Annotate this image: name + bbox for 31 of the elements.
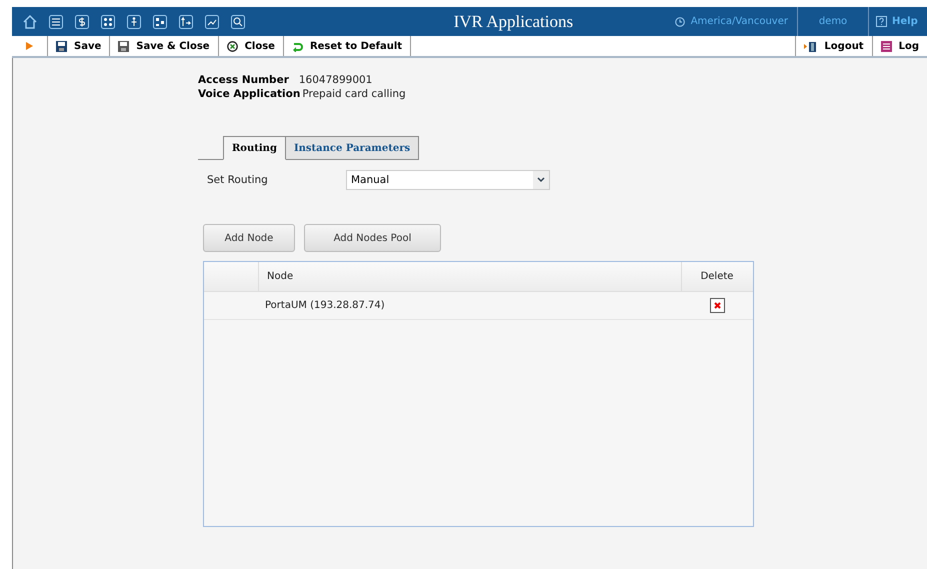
list-icon[interactable] [48, 14, 64, 30]
search-icon[interactable] [230, 14, 246, 30]
delete-icon[interactable] [710, 298, 724, 313]
curved-arrow-icon [292, 40, 303, 52]
column-header: Node [259, 262, 682, 291]
grid-icon[interactable] [100, 14, 116, 30]
add-pool-button[interactable]: Add Nodes Pool [304, 224, 441, 252]
arrows-icon[interactable] [178, 14, 194, 30]
person-icon[interactable] [126, 14, 142, 30]
window-title: IVR Applications [452, 12, 574, 32]
diagram-icon[interactable] [152, 14, 168, 30]
field-label: Access Number [198, 73, 289, 87]
field-label: Voice Application [198, 87, 300, 101]
routing-dropdown[interactable]: Manual [346, 170, 550, 190]
add-node-button[interactable]: Add Node [203, 224, 295, 252]
table-cell-text: PortaUM (193.28.87.74) [264, 300, 386, 311]
help-icon [876, 16, 887, 27]
field-label: Set Routing [207, 174, 269, 186]
chart-icon[interactable] [204, 14, 220, 30]
tab[interactable]: Routing [223, 136, 286, 160]
log-icon [880, 40, 892, 52]
home-icon[interactable] [22, 14, 38, 30]
column-header: Delete [700, 270, 734, 284]
field-value: 16047899001 [298, 73, 372, 87]
tab[interactable]: Instance Parameters [286, 136, 420, 160]
clock-icon [674, 16, 685, 26]
triangle-icon [26, 42, 33, 50]
close-icon [226, 40, 238, 52]
door-icon [804, 40, 818, 52]
dollar-icon[interactable] [74, 14, 90, 30]
field-value: Prepaid card calling [302, 87, 406, 101]
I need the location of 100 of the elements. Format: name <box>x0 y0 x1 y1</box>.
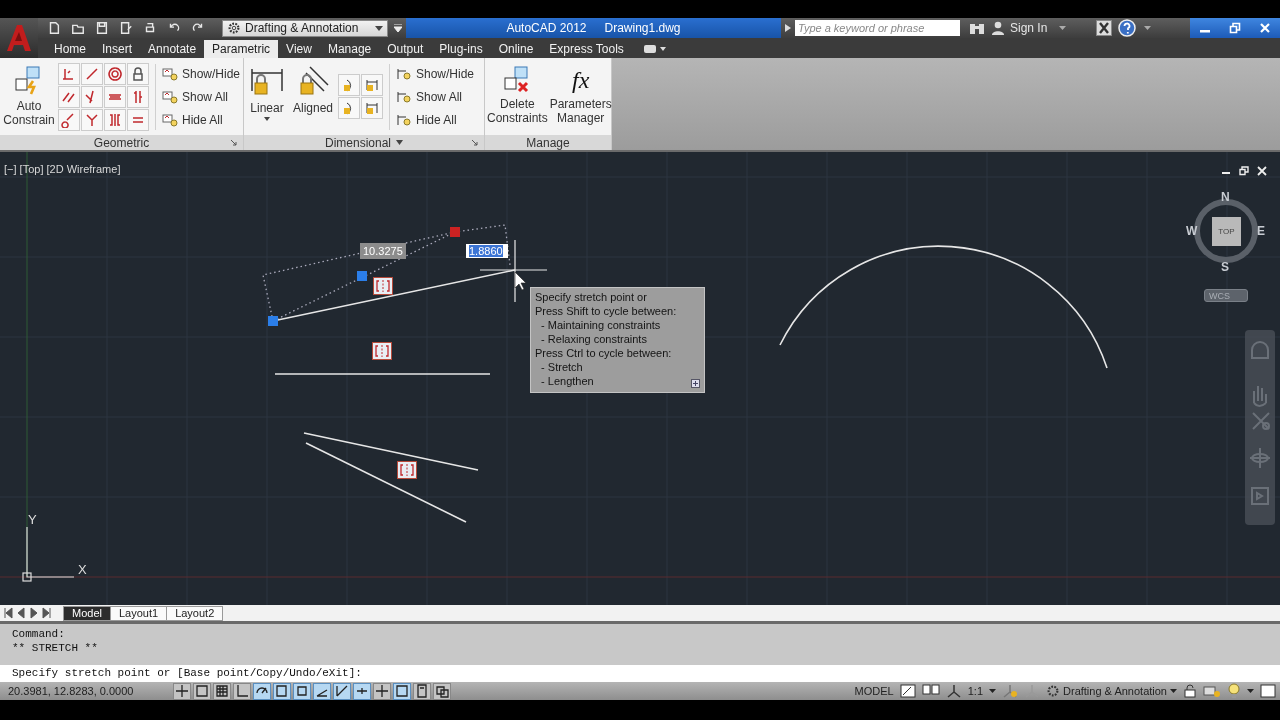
search-field[interactable]: Type a keyword or phrase <box>795 20 960 36</box>
annotation-scale-icon[interactable] <box>945 683 962 699</box>
drafting-toggle-button[interactable] <box>173 682 191 700</box>
grip[interactable] <box>357 271 367 281</box>
sign-in-button[interactable]: Sign In <box>987 21 1052 35</box>
compass-letter[interactable]: E <box>1257 224 1265 238</box>
grip[interactable] <box>268 316 278 326</box>
ribbon-options-icon[interactable] <box>643 45 666 53</box>
panel-title: Dimensional <box>325 135 391 150</box>
viewcube-face[interactable]: TOP <box>1212 217 1241 246</box>
close-icon[interactable] <box>1257 166 1267 176</box>
caret-icon[interactable] <box>396 140 403 145</box>
help-icon[interactable] <box>1118 19 1137 37</box>
ribbon-tab[interactable]: Plug-ins <box>431 40 491 58</box>
dialog-launcher-icon[interactable] <box>230 139 237 146</box>
workspace-dropdown[interactable]: Drafting & Annotation <box>222 19 388 37</box>
caret-icon[interactable] <box>1247 689 1254 693</box>
constraint-button[interactable] <box>127 85 149 108</box>
tab-navigation-icon[interactable] <box>3 607 13 619</box>
constraint-button[interactable] <box>58 108 80 131</box>
hot-grip[interactable] <box>450 227 460 237</box>
constraint-marker[interactable] <box>373 277 393 295</box>
parameters-manager-button[interactable]: fx Parameters Manager <box>549 60 612 133</box>
layout-tab[interactable]: Layout1 <box>109 605 168 621</box>
drafting-toggle-button[interactable] <box>313 682 331 700</box>
command-line-field[interactable]: Specify stretch point or [Base point/Copy/Undo/eXit]: <box>0 665 1280 682</box>
ribbon-tab[interactable]: Annotate <box>140 40 205 58</box>
workspace-switch-button[interactable]: Drafting & Annotation <box>1046 684 1177 698</box>
layout-tab[interactable]: Layout2 <box>166 605 224 621</box>
constraint-button[interactable] <box>81 62 103 85</box>
linear-button[interactable]: Linear <box>246 60 288 133</box>
ribbon-tab[interactable]: Express Tools <box>541 40 632 58</box>
restore-icon[interactable] <box>1239 166 1249 176</box>
hardware-icon[interactable] <box>1203 684 1221 698</box>
drafting-toggle-button[interactable] <box>393 682 411 700</box>
expand-icon[interactable] <box>691 379 700 388</box>
layout-icon[interactable] <box>899 684 916 698</box>
drafting-toggle-button[interactable] <box>233 682 251 700</box>
lightbulb-icon[interactable] <box>1227 683 1241 699</box>
tab-navigation-icon[interactable] <box>42 607 52 619</box>
constraint-button[interactable] <box>104 108 126 131</box>
layout-icon[interactable] <box>921 684 940 698</box>
drafting-toggle-button[interactable] <box>253 682 271 700</box>
drafting-toggle-button[interactable] <box>193 682 211 700</box>
viewport-label[interactable]: [−] [Top] [2D Wireframe] <box>4 163 121 175</box>
ribbon-tab[interactable]: Home <box>46 40 94 58</box>
tab-navigation-icon[interactable] <box>16 607 26 619</box>
dialog-launcher-icon[interactable] <box>471 139 478 146</box>
drafting-toggle-button[interactable] <box>353 682 371 700</box>
model-space-button[interactable]: MODEL <box>854 685 894 697</box>
constraint-button[interactable] <box>81 85 103 108</box>
constraint-button[interactable] <box>104 85 126 108</box>
drafting-toggle-button[interactable] <box>293 682 311 700</box>
show-all-button[interactable]: Show All <box>162 87 241 106</box>
caret-icon[interactable] <box>989 689 997 693</box>
drafting-toggle-button[interactable] <box>433 682 451 700</box>
auto-constrain-button[interactable]: Auto Constrain <box>2 60 56 133</box>
layout-tab[interactable]: Model <box>63 605 111 621</box>
caret-icon[interactable] <box>1144 26 1152 30</box>
constraint-button[interactable] <box>104 62 126 85</box>
ribbon-tab[interactable]: Manage <box>319 40 380 58</box>
drafting-toggle-button[interactable] <box>213 682 231 700</box>
drafting-toggle-button[interactable] <box>373 682 391 700</box>
show-hide-button[interactable]: Show/Hide <box>396 64 475 83</box>
aligned-button[interactable]: Aligned <box>290 60 336 133</box>
compass-letter[interactable]: S <box>1221 260 1229 274</box>
show-hide-button[interactable]: Show/Hide <box>162 64 241 83</box>
ribbon-tab[interactable]: Online <box>490 40 542 58</box>
constraint-button[interactable] <box>58 85 80 108</box>
constraint-marker[interactable] <box>372 342 392 360</box>
compass-letter[interactable]: N <box>1221 190 1230 204</box>
lock-icon[interactable] <box>1183 684 1197 698</box>
compass-letter[interactable]: W <box>1186 224 1198 238</box>
drafting-toggle-button[interactable] <box>413 682 431 700</box>
customize-caret-icon[interactable] <box>394 24 402 32</box>
dimension-input-field[interactable]: 1.8860 <box>466 244 508 258</box>
clean-screen-icon[interactable] <box>1260 684 1276 698</box>
constraint-button[interactable] <box>58 62 80 85</box>
drafting-toggle-button[interactable] <box>273 682 291 700</box>
hide-all-button[interactable]: Hide All <box>162 110 241 129</box>
constraint-marker[interactable] <box>397 461 417 479</box>
binoculars-icon[interactable] <box>969 21 985 35</box>
ribbon-tab[interactable]: View <box>278 40 320 58</box>
constraint-button[interactable] <box>127 108 149 131</box>
drafting-toggle-button[interactable] <box>333 682 351 700</box>
hide-all-button[interactable]: Hide All <box>396 110 475 129</box>
ribbon-tab[interactable]: Output <box>379 40 432 58</box>
show-all-button[interactable]: Show All <box>396 87 475 106</box>
annotation-scale-dropdown[interactable]: 1:1 <box>967 685 984 697</box>
ribbon-tab[interactable]: Insert <box>94 40 141 58</box>
constraint-button[interactable] <box>127 62 149 85</box>
expand-arrow-icon[interactable] <box>785 24 791 32</box>
delete-constraints-button[interactable]: Delete Constraints <box>487 60 548 133</box>
constraint-button[interactable] <box>81 108 103 131</box>
dimension-constraint-button[interactable] <box>361 97 383 119</box>
ribbon-tab[interactable]: Parametric <box>204 40 279 58</box>
dimension-constraint-button[interactable] <box>361 74 383 96</box>
tab-navigation-icon[interactable] <box>29 607 39 619</box>
exchange-icon[interactable] <box>1096 20 1113 36</box>
caret-icon[interactable] <box>1059 26 1067 30</box>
= = =
Can you copy, word for word, the lines in the records from the line with "list-icon[interactable] [48, 14, 64, 30]" to the line with "grid-icon[interactable] [100, 14, 116, 30]", including both of those lines?

list-icon[interactable] [48, 14, 64, 30]
search-icon[interactable] [230, 14, 246, 30]
delete-icon[interactable] [710, 298, 724, 313]
curved-arrow-icon [292, 40, 303, 52]
column-header: Node [259, 262, 682, 291]
grid-icon[interactable] [100, 14, 116, 30]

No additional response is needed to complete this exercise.